[Entries from a visual dataset]
* * * *

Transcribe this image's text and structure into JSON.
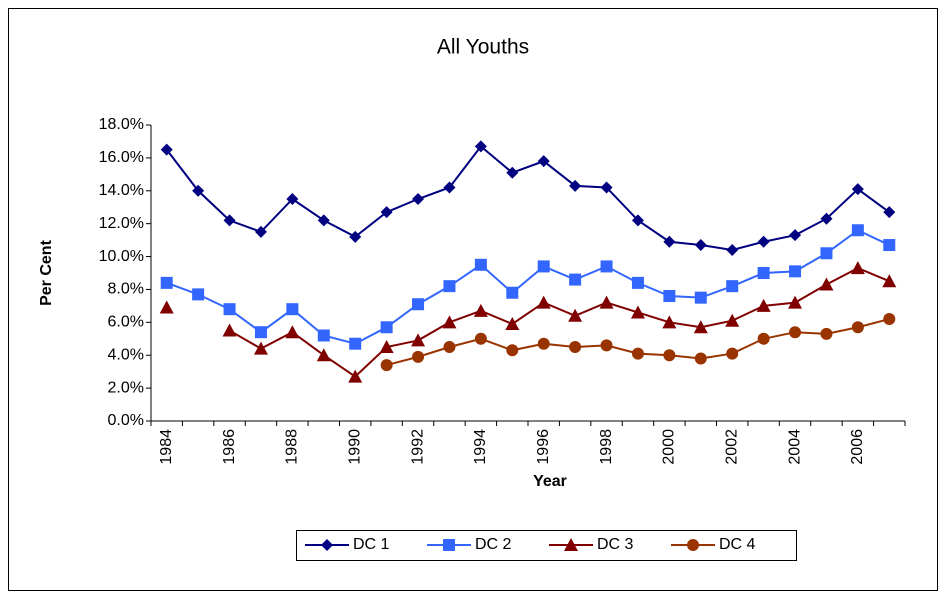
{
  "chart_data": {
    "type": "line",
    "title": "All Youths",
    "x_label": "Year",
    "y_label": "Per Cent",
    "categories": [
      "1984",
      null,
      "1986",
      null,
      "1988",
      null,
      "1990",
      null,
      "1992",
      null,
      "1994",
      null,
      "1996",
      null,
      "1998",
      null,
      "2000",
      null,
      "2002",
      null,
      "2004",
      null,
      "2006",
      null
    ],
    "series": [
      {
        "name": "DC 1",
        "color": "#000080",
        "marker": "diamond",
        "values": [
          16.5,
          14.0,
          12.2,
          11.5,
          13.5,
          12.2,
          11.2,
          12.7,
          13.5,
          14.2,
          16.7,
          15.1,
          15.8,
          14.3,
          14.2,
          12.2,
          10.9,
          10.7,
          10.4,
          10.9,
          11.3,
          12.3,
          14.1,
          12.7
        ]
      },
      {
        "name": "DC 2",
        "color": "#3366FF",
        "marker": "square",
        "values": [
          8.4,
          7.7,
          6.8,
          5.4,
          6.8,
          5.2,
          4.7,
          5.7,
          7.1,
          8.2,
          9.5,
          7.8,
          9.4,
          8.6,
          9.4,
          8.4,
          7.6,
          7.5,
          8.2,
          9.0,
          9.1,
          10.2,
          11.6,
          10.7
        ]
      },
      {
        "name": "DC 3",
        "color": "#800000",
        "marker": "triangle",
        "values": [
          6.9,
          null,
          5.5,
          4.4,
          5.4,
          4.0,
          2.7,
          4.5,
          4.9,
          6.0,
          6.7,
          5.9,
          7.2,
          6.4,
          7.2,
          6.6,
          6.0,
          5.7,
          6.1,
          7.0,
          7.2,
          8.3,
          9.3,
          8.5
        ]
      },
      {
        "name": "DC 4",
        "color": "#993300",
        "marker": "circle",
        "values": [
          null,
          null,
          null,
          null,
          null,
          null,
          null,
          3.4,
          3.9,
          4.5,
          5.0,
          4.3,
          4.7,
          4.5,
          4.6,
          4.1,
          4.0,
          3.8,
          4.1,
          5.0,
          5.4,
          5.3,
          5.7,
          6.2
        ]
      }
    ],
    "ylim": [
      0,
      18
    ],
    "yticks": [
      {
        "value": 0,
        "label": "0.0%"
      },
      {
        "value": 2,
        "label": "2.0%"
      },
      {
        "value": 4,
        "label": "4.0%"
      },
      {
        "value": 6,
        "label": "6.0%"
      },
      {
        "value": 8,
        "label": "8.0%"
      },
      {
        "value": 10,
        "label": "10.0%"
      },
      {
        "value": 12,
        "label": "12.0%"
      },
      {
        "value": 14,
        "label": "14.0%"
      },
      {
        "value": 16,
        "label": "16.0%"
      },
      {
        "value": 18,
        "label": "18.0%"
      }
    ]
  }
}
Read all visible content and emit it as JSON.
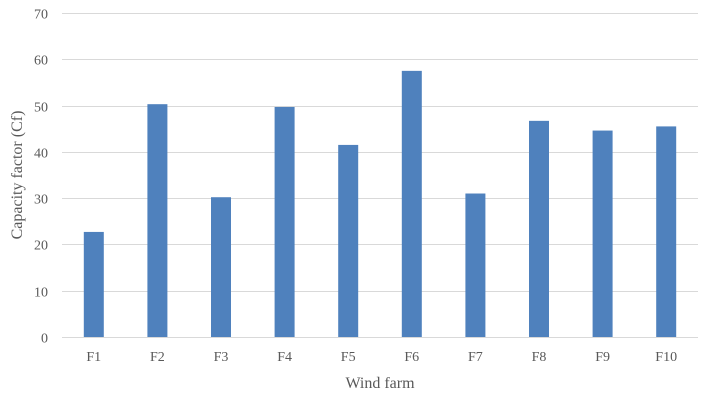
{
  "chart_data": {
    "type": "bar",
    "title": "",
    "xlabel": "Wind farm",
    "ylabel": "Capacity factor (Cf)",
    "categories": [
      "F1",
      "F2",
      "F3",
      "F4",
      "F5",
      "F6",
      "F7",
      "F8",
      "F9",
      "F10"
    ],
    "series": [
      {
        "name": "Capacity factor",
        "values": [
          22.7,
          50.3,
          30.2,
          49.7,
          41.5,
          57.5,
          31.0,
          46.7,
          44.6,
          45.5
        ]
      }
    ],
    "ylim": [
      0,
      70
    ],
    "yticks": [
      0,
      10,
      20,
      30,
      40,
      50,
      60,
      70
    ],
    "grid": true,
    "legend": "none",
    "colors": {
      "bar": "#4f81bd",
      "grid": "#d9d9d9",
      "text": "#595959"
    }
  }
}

* * * *

• _AIM_: Pictures are to be left out; all else in the entries above is to be quoted exactly.

• _FULL SOLUTION_:
Transcribe this image's text and structure into JSON.
{
  "chart_data": {
    "type": "line",
    "title": "All Youths",
    "x_label": "Year",
    "y_label": "Per Cent",
    "categories": [
      "1984",
      null,
      "1986",
      null,
      "1988",
      null,
      "1990",
      null,
      "1992",
      null,
      "1994",
      null,
      "1996",
      null,
      "1998",
      null,
      "2000",
      null,
      "2002",
      null,
      "2004",
      null,
      "2006",
      null
    ],
    "series": [
      {
        "name": "DC 1",
        "color": "#000080",
        "marker": "diamond",
        "values": [
          16.5,
          14.0,
          12.2,
          11.5,
          13.5,
          12.2,
          11.2,
          12.7,
          13.5,
          14.2,
          16.7,
          15.1,
          15.8,
          14.3,
          14.2,
          12.2,
          10.9,
          10.7,
          10.4,
          10.9,
          11.3,
          12.3,
          14.1,
          12.7
        ]
      },
      {
        "name": "DC 2",
        "color": "#3366FF",
        "marker": "square",
        "values": [
          8.4,
          7.7,
          6.8,
          5.4,
          6.8,
          5.2,
          4.7,
          5.7,
          7.1,
          8.2,
          9.5,
          7.8,
          9.4,
          8.6,
          9.4,
          8.4,
          7.6,
          7.5,
          8.2,
          9.0,
          9.1,
          10.2,
          11.6,
          10.7
        ]
      },
      {
        "name": "DC 3",
        "color": "#800000",
        "marker": "triangle",
        "values": [
          6.9,
          null,
          5.5,
          4.4,
          5.4,
          4.0,
          2.7,
          4.5,
          4.9,
          6.0,
          6.7,
          5.9,
          7.2,
          6.4,
          7.2,
          6.6,
          6.0,
          5.7,
          6.1,
          7.0,
          7.2,
          8.3,
          9.3,
          8.5
        ]
      },
      {
        "name": "DC 4",
        "color": "#993300",
        "marker": "circle",
        "values": [
          null,
          null,
          null,
          null,
          null,
          null,
          null,
          3.4,
          3.9,
          4.5,
          5.0,
          4.3,
          4.7,
          4.5,
          4.6,
          4.1,
          4.0,
          3.8,
          4.1,
          5.0,
          5.4,
          5.3,
          5.7,
          6.2
        ]
      }
    ],
    "ylim": [
      0,
      18
    ],
    "yticks": [
      {
        "value": 0,
        "label": "0.0%"
      },
      {
        "value": 2,
        "label": "2.0%"
      },
      {
        "value": 4,
        "label": "4.0%"
      },
      {
        "value": 6,
        "label": "6.0%"
      },
      {
        "value": 8,
        "label": "8.0%"
      },
      {
        "value": 10,
        "label": "10.0%"
      },
      {
        "value": 12,
        "label": "12.0%"
      },
      {
        "value": 14,
        "label": "14.0%"
      },
      {
        "value": 16,
        "label": "16.0%"
      },
      {
        "value": 18,
        "label": "18.0%"
      }
    ]
  }
}
Read all visible content and emit it as JSON.
{
  "chart_data": {
    "type": "bar",
    "title": "",
    "xlabel": "Wind farm",
    "ylabel": "Capacity factor (Cf)",
    "categories": [
      "F1",
      "F2",
      "F3",
      "F4",
      "F5",
      "F6",
      "F7",
      "F8",
      "F9",
      "F10"
    ],
    "series": [
      {
        "name": "Capacity factor",
        "values": [
          22.7,
          50.3,
          30.2,
          49.7,
          41.5,
          57.5,
          31.0,
          46.7,
          44.6,
          45.5
        ]
      }
    ],
    "ylim": [
      0,
      70
    ],
    "yticks": [
      0,
      10,
      20,
      30,
      40,
      50,
      60,
      70
    ],
    "grid": true,
    "legend": "none",
    "colors": {
      "bar": "#4f81bd",
      "grid": "#d9d9d9",
      "text": "#595959"
    }
  }
}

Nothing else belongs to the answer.